--- Begin Input rows ---

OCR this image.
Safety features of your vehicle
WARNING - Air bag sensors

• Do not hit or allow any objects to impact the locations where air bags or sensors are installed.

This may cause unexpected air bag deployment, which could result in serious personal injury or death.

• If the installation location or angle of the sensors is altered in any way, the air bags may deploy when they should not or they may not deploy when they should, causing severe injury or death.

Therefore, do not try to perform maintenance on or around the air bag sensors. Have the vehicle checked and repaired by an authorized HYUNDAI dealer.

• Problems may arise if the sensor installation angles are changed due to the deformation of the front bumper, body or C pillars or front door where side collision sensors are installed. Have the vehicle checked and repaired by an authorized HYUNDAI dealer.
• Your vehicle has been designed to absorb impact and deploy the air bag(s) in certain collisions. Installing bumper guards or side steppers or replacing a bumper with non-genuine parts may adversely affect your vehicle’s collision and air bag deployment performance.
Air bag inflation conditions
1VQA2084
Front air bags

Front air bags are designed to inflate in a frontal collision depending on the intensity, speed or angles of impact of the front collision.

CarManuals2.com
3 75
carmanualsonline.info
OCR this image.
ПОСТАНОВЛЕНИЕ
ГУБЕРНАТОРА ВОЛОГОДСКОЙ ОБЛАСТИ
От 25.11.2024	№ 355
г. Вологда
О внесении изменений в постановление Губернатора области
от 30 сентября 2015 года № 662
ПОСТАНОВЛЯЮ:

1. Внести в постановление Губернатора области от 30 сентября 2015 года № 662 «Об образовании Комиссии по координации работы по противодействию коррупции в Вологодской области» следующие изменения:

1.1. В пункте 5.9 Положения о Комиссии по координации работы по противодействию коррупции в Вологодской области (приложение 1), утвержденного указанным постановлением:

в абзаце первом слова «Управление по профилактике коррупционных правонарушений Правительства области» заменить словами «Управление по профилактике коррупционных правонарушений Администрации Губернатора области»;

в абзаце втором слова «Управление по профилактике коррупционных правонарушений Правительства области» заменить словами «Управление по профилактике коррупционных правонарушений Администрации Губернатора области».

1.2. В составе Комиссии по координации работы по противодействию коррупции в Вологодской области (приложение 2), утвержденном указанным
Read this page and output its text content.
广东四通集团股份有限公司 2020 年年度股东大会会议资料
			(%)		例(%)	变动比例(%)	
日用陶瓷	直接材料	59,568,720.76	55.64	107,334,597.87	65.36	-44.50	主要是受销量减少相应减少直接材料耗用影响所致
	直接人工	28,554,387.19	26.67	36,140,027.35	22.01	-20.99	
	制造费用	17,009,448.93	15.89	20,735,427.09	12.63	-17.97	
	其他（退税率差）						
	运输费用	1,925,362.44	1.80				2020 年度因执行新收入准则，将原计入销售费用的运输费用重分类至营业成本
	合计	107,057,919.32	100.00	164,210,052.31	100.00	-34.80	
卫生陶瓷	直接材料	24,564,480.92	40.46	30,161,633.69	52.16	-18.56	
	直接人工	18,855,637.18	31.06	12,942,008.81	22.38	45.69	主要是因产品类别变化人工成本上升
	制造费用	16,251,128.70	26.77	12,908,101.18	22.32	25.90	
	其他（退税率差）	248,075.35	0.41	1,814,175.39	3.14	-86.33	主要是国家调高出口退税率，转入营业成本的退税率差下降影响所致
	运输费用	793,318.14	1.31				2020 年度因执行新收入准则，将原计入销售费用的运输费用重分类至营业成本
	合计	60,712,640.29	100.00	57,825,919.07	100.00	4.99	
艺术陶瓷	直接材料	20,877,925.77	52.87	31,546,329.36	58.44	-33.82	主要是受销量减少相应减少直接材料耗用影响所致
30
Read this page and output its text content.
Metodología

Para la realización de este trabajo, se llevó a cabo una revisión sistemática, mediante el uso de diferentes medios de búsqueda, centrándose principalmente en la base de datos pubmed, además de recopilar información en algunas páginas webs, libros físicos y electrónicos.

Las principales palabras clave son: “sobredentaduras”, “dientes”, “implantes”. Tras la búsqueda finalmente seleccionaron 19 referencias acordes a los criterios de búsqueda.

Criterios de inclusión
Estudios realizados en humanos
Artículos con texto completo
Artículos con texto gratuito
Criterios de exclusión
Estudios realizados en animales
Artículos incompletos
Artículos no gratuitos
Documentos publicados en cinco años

--- End Input rows ---

• Problem statement: Gather up every line in the data above that contains the word "death", copying each one.

• Written solution:
This may cause unexpected air bag deployment, which could result in serious personal injury or death.
• If the installation location or angle of the sensors is altered in any way, the air bags may deploy when they should not or they may not deploy when they should, causing severe injury or death.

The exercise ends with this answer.